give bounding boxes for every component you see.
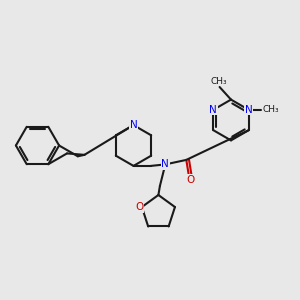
Text: CH₃: CH₃: [211, 77, 227, 86]
Text: N: N: [161, 159, 169, 170]
Text: N: N: [245, 105, 253, 115]
Text: O: O: [135, 202, 144, 212]
Text: CH₃: CH₃: [262, 105, 279, 114]
Text: O: O: [186, 175, 194, 185]
Text: N: N: [209, 105, 217, 115]
Text: N: N: [130, 120, 137, 130]
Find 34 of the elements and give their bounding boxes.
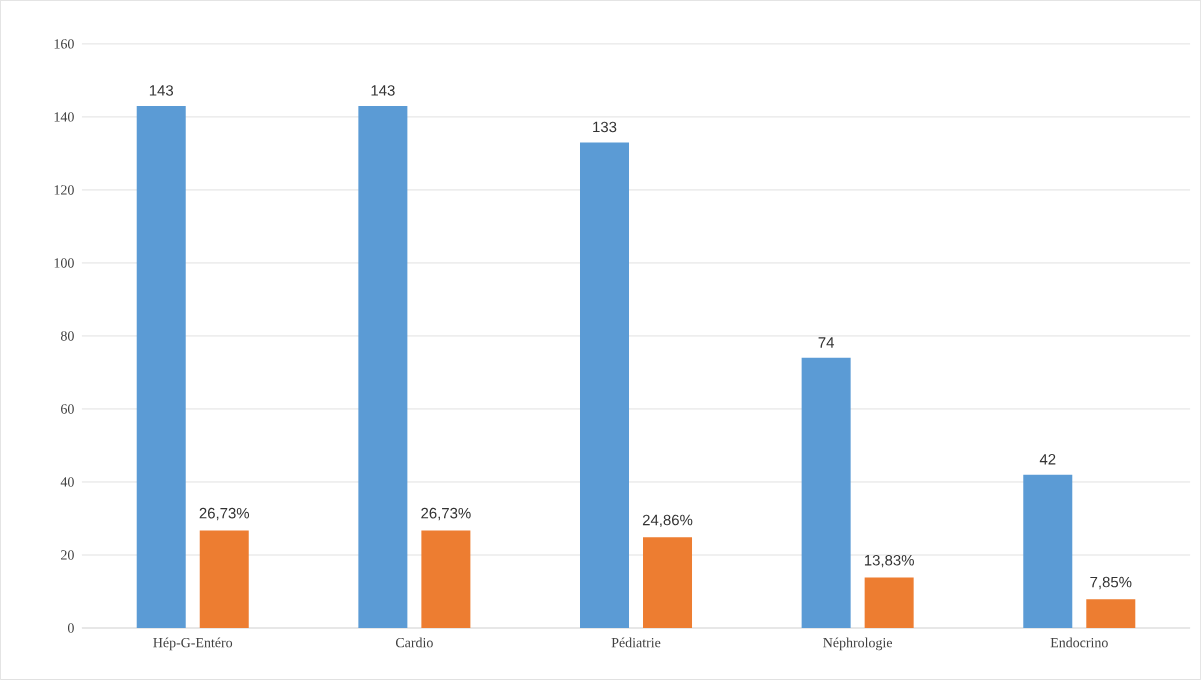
x-tick-label: Endocrino <box>1050 637 1108 648</box>
y-tick-label: 40 <box>60 477 74 487</box>
x-tick-label: Cardio <box>395 637 433 648</box>
x-tick-label: Néphrologie <box>823 637 893 651</box>
data-label: 42 <box>1039 454 1056 465</box>
data-label: 143 <box>149 85 174 96</box>
y-tick-label: 100 <box>54 258 74 268</box>
data-label: 26,73% <box>199 507 250 521</box>
bar <box>1086 599 1136 629</box>
bar <box>136 106 186 629</box>
y-tick-label: 0 <box>67 623 74 633</box>
x-tick-label: Hép-G-Entéro <box>153 637 233 651</box>
y-tick-label: 20 <box>61 550 74 560</box>
bar <box>864 577 914 629</box>
y-tick-label: 80 <box>60 331 74 341</box>
data-label: 24,86% <box>642 514 693 528</box>
data-label: 13,83% <box>864 555 914 568</box>
data-label: 143 <box>371 85 395 96</box>
data-label: 7,85% <box>1090 576 1132 590</box>
bar <box>580 142 630 629</box>
bar <box>1023 474 1073 629</box>
bar <box>358 106 408 629</box>
y-tick-label: 160 <box>54 39 74 49</box>
y-tick-label: 60 <box>61 404 74 414</box>
bar <box>643 537 693 629</box>
y-tick-label: 140 <box>54 112 74 122</box>
bar <box>801 357 851 629</box>
bar <box>421 530 471 629</box>
data-label: 74 <box>818 337 835 348</box>
x-tick-label: Pédiatrie <box>611 637 661 648</box>
y-tick-label: 120 <box>54 185 74 195</box>
bar <box>199 530 249 629</box>
data-label: 26,73% <box>421 507 471 521</box>
data-label: 133 <box>593 121 617 133</box>
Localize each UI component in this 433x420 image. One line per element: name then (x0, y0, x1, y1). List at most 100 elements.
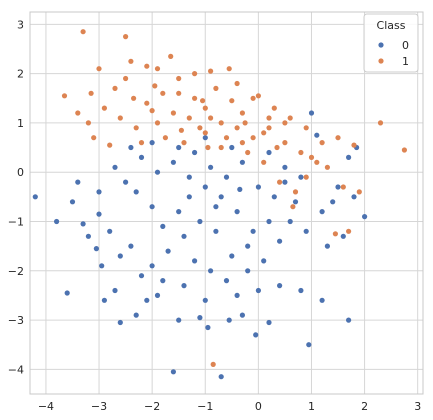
x-tick-label: 1 (308, 400, 315, 413)
point-class-0 (93, 246, 99, 252)
point-class-1 (154, 120, 161, 126)
point-class-1 (255, 93, 261, 99)
point-class-0 (266, 149, 272, 156)
y-tick-label: 2 (17, 68, 24, 81)
point-class-1 (131, 95, 137, 101)
point-class-0 (282, 179, 288, 185)
point-class-0 (255, 287, 261, 294)
point-class-1 (123, 75, 129, 82)
point-class-1 (85, 120, 91, 126)
point-class-1 (242, 120, 248, 126)
point-class-1 (162, 135, 168, 141)
point-class-0 (176, 209, 182, 215)
point-class-1 (218, 120, 224, 126)
point-class-1 (80, 29, 86, 35)
point-class-1 (308, 154, 315, 160)
x-tick-label: −1 (197, 400, 213, 413)
point-class-0 (128, 243, 134, 249)
point-class-1 (245, 149, 251, 156)
point-class-1 (250, 135, 256, 141)
point-class-1 (277, 179, 283, 185)
point-class-1 (202, 130, 208, 136)
y-tick-label: −2 (8, 265, 24, 278)
point-class-1 (197, 125, 203, 131)
point-class-1 (96, 66, 102, 72)
point-class-1 (192, 95, 198, 101)
data-points (32, 29, 407, 380)
point-class-0 (239, 312, 245, 318)
point-class-0 (149, 140, 155, 146)
point-class-0 (229, 253, 235, 259)
point-class-1 (101, 105, 107, 111)
point-class-0 (186, 194, 192, 200)
point-class-1 (266, 115, 272, 121)
point-class-1 (176, 90, 182, 96)
point-class-0 (64, 290, 70, 296)
point-class-0 (99, 263, 105, 269)
point-class-0 (223, 278, 230, 284)
point-class-1 (261, 130, 267, 136)
point-class-0 (133, 189, 139, 195)
point-class-1 (192, 71, 198, 77)
point-class-0 (229, 144, 235, 151)
point-class-1 (75, 110, 81, 116)
point-class-0 (144, 297, 150, 303)
point-class-0 (292, 199, 299, 205)
y-tick-label: −3 (8, 314, 24, 327)
point-class-1 (176, 75, 182, 82)
point-class-0 (346, 317, 352, 323)
point-class-0 (261, 258, 267, 264)
x-tick-label: 3 (414, 400, 421, 413)
point-class-1 (324, 164, 330, 170)
y-tick-label: −1 (8, 215, 24, 228)
point-class-0 (69, 199, 76, 205)
point-class-0 (154, 169, 161, 175)
point-class-0 (250, 228, 256, 234)
y-tick-label: −4 (8, 363, 24, 376)
point-class-0 (112, 164, 118, 170)
point-class-0 (346, 154, 352, 160)
point-class-0 (192, 149, 198, 156)
point-class-1 (144, 63, 150, 69)
point-class-1 (154, 66, 161, 72)
x-tick-label: −2 (144, 400, 160, 413)
plot-frame (29, 11, 424, 395)
point-class-0 (237, 186, 243, 192)
point-class-0 (85, 233, 91, 239)
point-class-0 (192, 258, 198, 264)
point-class-1 (314, 159, 320, 165)
point-class-0 (324, 243, 330, 249)
point-class-1 (144, 100, 150, 106)
point-class-0 (32, 194, 38, 200)
point-class-0 (226, 317, 232, 323)
point-class-0 (149, 204, 155, 210)
point-class-1 (261, 159, 267, 165)
y-tick-label: 0 (17, 166, 24, 179)
point-class-1 (292, 189, 299, 195)
tick-labels: −4 −3 −2 −1 0 1 2 3 −4 −3 −2 −1 0 1 2 3 (8, 18, 421, 413)
point-class-0 (149, 263, 155, 269)
point-class-0 (176, 144, 182, 151)
point-class-1 (213, 85, 219, 91)
point-class-1 (290, 204, 296, 210)
point-class-0 (266, 218, 272, 225)
point-class-0 (165, 248, 171, 254)
point-class-0 (234, 292, 240, 298)
point-class-0 (112, 287, 118, 294)
legend-box (363, 13, 419, 73)
point-class-0 (245, 243, 251, 249)
grid (30, 12, 423, 394)
point-class-1 (226, 66, 232, 72)
point-class-0 (282, 164, 288, 170)
point-class-0 (314, 132, 320, 138)
point-class-0 (197, 315, 203, 321)
point-class-0 (303, 228, 309, 234)
point-class-1 (107, 142, 113, 148)
legend-title: Class (377, 19, 406, 32)
point-class-0 (239, 159, 245, 165)
point-class-0 (75, 179, 81, 185)
point-class-1 (168, 53, 174, 60)
point-class-1 (335, 135, 341, 141)
point-class-0 (255, 184, 261, 190)
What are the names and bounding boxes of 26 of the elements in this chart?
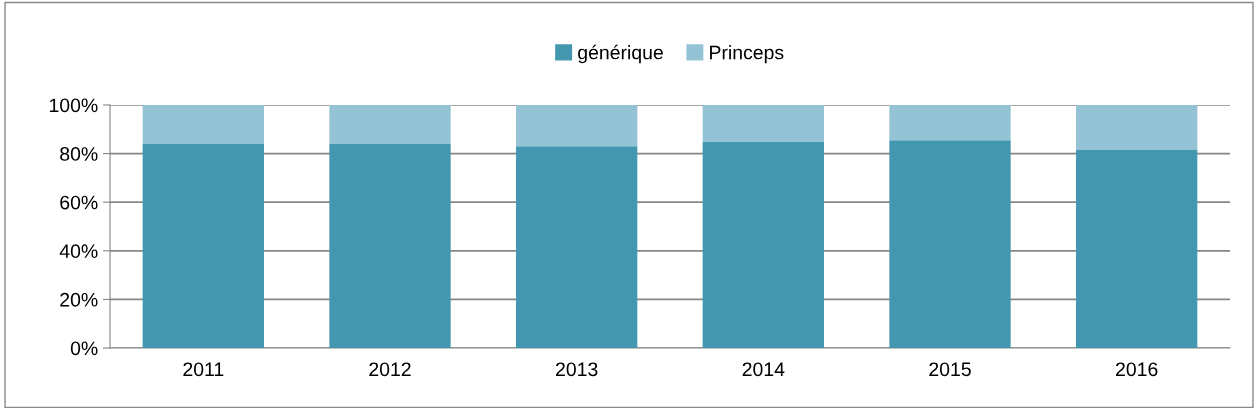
bar bbox=[329, 105, 451, 144]
bar bbox=[142, 143, 264, 348]
x-tick-label: 2016 bbox=[1116, 362, 1158, 377]
x-tick-label: 2012 bbox=[369, 362, 411, 377]
x-tick-label: 2014 bbox=[742, 362, 785, 377]
bar bbox=[889, 140, 1011, 348]
bar bbox=[702, 105, 824, 142]
bar bbox=[702, 141, 824, 348]
legend-label: Princeps bbox=[710, 45, 784, 64]
y-tick-label: 100% bbox=[49, 98, 98, 113]
y-tick-label: 20% bbox=[60, 292, 98, 307]
x-tick-label: 2011 bbox=[183, 362, 224, 377]
y-tick-label: 80% bbox=[60, 147, 98, 161]
bar bbox=[329, 143, 451, 348]
bar bbox=[1076, 149, 1198, 348]
y-tick-label: 0% bbox=[70, 341, 98, 356]
legend-label: générique bbox=[578, 44, 663, 64]
y-tick-label: 40% bbox=[59, 244, 98, 259]
y-tick-label: 60% bbox=[60, 195, 98, 210]
x-tick-label: 2013 bbox=[556, 362, 598, 377]
x-tick-label: 2015 bbox=[929, 362, 971, 377]
bar bbox=[516, 105, 638, 147]
bar bbox=[1076, 105, 1198, 150]
bar bbox=[516, 146, 638, 348]
bar bbox=[889, 105, 1011, 141]
bar bbox=[142, 105, 264, 144]
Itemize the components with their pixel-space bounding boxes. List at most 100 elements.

***

- **EXERCISE DETAILS**:
Please convert the rows from the line with "x-tick-label: 1 (308, 400, 315, 413)" to the line with "point-class-0 (229, 253, 235, 259)", both included, into a JSON list of strings with one string per line, leaving out any blank lines.

- **WRITTEN ANSWER**:
[
  "x-tick-label: 1 (308, 400, 315, 413)",
  "point-class-0 (93, 246, 99, 252)",
  "point-class-1 (154, 120, 161, 126)",
  "point-class-1 (255, 93, 261, 99)",
  "point-class-0 (266, 149, 272, 156)",
  "y-tick-label: 2 (17, 68, 24, 81)",
  "point-class-1 (131, 95, 137, 101)",
  "point-class-0 (282, 179, 288, 185)",
  "point-class-0 (255, 287, 261, 294)",
  "point-class-1 (123, 75, 129, 82)",
  "point-class-1 (85, 120, 91, 126)",
  "point-class-1 (242, 120, 248, 126)",
  "point-class-1 (162, 135, 168, 141)",
  "point-class-0 (176, 209, 182, 215)",
  "point-class-1 (218, 120, 224, 126)",
  "point-class-1 (80, 29, 86, 35)",
  "point-class-1 (308, 154, 315, 160)",
  "x-tick-label: −1 (197, 400, 213, 413)",
  "point-class-0 (128, 243, 134, 249)",
  "point-class-1 (245, 149, 251, 156)",
  "point-class-1 (250, 135, 256, 141)",
  "point-class-1 (277, 179, 283, 185)",
  "point-class-1 (202, 130, 208, 136)",
  "y-tick-label: −2 (8, 265, 24, 278)",
  "point-class-1 (197, 125, 203, 131)",
  "point-class-1 (96, 66, 102, 72)",
  "point-class-1 (192, 95, 198, 101)",
  "data-points (32, 29, 407, 380)",
  "point-class-0 (239, 312, 245, 318)",
  "point-class-0 (149, 140, 155, 146)",
  "point-class-0 (229, 253, 235, 259)"
]